- Tu tarea
¿Puedes duplicar completo y sin ningún cambio el texto sobre la disculpa de Inditex?

- Fragmento de página

Perdonen las disculpas
Amancio Ortega, dueño de Inditex, se ha disculpado ante los judíos ortodoxos por hacer prendas de ropa, en la línea Zara, que mezclan lino y algodón. La compañía gallega ha publicado anuncios en los principales medios de comunicación judío-ortodoxos de Israel. Con este mensaje: “La empresa Zara lamenta el error y asegura a sus clientes en Israel, y en particular a los ortodoxos, que hará todo lo que esté en su mano para que no se repita el caso” Y yo me quedo a cuadritos (de lino, algodón , lycra y lana).

Entradas almacenadas de una colección
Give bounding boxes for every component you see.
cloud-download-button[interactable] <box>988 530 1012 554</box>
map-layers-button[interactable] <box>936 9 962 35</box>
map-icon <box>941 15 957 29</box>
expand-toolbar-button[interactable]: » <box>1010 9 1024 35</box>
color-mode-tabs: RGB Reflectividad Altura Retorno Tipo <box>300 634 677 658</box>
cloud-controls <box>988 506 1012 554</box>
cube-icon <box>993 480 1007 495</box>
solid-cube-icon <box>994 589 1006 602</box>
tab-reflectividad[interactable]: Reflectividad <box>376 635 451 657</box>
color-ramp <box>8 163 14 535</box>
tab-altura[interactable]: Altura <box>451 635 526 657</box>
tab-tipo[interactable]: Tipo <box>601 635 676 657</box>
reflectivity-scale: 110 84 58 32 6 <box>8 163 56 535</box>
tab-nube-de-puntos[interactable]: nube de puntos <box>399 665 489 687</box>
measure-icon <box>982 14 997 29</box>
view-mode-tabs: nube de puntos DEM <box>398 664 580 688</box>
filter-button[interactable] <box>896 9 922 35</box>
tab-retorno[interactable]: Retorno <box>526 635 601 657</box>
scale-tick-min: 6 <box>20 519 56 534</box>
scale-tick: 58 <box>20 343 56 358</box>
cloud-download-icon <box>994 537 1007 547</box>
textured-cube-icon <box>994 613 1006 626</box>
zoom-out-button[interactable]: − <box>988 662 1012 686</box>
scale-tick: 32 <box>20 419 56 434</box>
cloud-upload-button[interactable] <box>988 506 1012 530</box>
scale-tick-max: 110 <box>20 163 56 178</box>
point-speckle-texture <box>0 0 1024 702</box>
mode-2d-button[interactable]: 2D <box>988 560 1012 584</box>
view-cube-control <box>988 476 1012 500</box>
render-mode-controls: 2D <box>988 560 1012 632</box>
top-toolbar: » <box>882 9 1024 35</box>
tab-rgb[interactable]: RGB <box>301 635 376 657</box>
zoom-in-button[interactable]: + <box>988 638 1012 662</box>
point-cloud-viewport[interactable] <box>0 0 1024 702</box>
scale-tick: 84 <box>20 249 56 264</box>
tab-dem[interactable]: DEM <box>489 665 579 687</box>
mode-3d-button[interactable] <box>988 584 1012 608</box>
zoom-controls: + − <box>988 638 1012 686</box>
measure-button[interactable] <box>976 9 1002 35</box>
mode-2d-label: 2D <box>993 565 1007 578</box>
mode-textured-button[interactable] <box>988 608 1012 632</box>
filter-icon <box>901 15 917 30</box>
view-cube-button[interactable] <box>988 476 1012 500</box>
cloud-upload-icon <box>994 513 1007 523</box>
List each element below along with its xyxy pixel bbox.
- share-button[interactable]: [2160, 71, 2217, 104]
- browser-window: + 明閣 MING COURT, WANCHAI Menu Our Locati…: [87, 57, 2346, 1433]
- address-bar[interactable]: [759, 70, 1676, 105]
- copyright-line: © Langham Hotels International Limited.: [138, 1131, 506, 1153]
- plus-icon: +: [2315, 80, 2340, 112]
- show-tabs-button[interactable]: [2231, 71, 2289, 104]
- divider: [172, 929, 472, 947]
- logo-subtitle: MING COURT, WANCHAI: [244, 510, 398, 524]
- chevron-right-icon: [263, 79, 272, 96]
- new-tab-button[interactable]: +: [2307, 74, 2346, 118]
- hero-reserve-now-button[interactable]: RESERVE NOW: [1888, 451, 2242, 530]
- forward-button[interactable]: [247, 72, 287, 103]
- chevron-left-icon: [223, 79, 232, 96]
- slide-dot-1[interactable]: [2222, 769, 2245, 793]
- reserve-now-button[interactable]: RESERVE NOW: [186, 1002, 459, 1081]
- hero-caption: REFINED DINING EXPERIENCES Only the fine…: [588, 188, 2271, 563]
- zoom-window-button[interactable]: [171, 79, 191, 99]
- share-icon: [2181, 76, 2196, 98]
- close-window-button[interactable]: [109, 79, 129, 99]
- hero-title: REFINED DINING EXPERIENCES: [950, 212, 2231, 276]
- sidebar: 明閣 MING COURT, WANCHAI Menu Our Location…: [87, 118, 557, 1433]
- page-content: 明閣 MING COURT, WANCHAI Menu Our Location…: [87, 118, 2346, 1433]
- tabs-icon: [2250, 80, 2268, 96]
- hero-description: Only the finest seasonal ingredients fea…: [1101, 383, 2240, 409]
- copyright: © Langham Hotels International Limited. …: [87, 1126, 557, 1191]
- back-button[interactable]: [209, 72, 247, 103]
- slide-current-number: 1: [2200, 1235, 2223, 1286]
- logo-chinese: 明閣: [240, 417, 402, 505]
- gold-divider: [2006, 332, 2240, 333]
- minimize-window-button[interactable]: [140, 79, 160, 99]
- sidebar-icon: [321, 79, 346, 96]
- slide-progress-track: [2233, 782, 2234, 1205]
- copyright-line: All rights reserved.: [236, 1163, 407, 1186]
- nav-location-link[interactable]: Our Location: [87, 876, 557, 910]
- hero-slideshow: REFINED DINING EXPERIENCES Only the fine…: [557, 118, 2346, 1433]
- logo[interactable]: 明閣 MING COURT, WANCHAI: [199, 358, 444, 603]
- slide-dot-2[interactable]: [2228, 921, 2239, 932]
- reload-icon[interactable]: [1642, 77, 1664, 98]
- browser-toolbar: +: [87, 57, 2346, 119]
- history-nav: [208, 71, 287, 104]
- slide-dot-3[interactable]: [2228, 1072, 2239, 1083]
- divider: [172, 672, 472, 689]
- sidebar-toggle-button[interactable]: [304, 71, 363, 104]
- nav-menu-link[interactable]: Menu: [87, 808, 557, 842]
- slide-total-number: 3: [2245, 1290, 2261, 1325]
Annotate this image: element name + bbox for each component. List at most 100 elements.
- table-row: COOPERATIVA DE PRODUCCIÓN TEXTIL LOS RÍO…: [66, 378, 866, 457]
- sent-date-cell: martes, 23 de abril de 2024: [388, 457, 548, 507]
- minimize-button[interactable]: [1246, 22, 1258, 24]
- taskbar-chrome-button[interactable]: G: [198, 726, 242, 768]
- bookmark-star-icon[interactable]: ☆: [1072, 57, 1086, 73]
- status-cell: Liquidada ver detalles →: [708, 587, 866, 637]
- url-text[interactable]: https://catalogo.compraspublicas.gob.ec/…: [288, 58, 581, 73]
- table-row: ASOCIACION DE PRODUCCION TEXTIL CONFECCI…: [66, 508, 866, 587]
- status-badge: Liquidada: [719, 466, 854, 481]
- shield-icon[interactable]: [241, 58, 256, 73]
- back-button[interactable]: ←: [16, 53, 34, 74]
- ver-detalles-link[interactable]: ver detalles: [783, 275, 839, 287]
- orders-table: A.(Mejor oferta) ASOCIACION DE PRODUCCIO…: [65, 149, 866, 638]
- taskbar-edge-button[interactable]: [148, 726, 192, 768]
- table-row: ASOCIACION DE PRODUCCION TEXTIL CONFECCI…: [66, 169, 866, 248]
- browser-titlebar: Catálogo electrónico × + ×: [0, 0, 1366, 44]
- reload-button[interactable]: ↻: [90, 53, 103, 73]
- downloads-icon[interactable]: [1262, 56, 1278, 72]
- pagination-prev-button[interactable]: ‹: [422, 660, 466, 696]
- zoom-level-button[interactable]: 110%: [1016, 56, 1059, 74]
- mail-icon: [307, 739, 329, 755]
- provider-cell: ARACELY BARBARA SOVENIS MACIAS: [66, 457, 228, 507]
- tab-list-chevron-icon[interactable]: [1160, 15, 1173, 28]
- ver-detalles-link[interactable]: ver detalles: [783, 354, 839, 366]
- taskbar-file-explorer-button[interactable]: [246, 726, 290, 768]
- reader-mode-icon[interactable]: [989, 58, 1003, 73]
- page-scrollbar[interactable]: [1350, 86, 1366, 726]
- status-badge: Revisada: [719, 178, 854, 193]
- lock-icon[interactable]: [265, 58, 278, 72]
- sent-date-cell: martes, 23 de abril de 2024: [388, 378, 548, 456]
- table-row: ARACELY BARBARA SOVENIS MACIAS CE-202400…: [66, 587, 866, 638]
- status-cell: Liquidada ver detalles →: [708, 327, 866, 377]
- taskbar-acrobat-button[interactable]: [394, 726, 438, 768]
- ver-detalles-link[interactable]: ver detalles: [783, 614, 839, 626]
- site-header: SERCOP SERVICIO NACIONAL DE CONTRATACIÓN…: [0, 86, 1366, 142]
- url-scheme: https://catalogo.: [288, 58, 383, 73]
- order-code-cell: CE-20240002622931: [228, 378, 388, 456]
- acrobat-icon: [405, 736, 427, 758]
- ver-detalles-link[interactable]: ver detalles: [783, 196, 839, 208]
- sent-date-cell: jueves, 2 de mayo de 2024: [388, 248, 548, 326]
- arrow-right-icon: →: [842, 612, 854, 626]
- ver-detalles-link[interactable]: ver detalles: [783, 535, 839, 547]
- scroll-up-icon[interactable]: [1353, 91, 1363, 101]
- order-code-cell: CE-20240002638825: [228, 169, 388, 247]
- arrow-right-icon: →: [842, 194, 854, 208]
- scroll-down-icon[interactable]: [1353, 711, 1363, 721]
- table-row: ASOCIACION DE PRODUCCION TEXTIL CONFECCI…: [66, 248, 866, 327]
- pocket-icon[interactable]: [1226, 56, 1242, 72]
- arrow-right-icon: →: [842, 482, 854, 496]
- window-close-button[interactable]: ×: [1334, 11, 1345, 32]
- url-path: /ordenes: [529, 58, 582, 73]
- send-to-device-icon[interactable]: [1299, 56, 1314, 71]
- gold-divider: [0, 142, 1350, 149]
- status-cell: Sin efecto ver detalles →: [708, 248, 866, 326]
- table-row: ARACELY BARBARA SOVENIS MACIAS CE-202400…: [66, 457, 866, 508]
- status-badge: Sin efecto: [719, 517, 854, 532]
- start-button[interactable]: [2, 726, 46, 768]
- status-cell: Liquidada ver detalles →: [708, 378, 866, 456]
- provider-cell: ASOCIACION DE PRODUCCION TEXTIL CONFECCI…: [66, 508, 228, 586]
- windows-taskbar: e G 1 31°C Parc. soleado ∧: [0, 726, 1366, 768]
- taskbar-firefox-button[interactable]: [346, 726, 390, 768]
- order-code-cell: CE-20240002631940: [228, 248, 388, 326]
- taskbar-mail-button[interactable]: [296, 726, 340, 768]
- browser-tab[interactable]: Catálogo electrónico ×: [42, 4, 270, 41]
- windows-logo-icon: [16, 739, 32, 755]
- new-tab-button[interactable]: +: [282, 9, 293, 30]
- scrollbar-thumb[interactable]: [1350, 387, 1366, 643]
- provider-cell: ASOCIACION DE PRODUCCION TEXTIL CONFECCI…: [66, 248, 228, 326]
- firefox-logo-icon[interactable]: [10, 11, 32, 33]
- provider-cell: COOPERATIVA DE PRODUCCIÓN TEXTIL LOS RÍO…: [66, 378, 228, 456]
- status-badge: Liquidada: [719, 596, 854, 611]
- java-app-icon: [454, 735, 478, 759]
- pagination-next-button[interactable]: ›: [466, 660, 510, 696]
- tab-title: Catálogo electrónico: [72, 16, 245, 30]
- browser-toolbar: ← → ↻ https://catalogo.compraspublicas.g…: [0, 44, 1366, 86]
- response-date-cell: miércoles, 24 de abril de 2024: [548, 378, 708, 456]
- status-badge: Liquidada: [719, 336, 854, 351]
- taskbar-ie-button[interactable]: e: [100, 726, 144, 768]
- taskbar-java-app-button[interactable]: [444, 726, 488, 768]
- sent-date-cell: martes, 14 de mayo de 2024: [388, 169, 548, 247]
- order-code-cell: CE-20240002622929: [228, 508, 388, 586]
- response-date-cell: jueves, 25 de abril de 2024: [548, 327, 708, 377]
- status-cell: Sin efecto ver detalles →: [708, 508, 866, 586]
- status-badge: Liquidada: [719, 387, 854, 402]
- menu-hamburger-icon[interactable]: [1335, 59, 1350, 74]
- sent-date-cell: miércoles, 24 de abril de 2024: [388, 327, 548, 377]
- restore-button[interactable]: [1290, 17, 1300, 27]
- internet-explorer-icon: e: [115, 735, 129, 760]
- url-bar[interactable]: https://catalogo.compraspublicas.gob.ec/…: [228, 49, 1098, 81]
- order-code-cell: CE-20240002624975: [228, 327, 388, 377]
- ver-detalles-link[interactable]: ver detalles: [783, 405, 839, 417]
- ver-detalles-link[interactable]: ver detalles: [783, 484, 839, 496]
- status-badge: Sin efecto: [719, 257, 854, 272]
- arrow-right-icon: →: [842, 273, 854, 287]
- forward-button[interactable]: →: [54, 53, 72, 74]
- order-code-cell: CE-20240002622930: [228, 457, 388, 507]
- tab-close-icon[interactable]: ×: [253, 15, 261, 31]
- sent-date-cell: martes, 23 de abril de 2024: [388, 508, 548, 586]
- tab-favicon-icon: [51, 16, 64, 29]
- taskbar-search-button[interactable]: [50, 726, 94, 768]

- Respuesta
Perdonen las disculpas
Amancio Ortega, dueño de Inditex, se ha disculpado ante los judíos ortodoxos por hacer prendas de ropa, en la línea Zara, que mezclan lino y algodón. La compañía gallega ha publicado anuncios en los principales medios de comunicación judío-ortodoxos de Israel. Con este mensaje: “La empresa Zara lamenta el error y asegura a sus clientes en Israel, y en particular a los ortodoxos, que hará todo lo que esté en su mano para que no se repita el caso” Y yo me quedo a cuadritos (de lino, algodón , lycra y lana).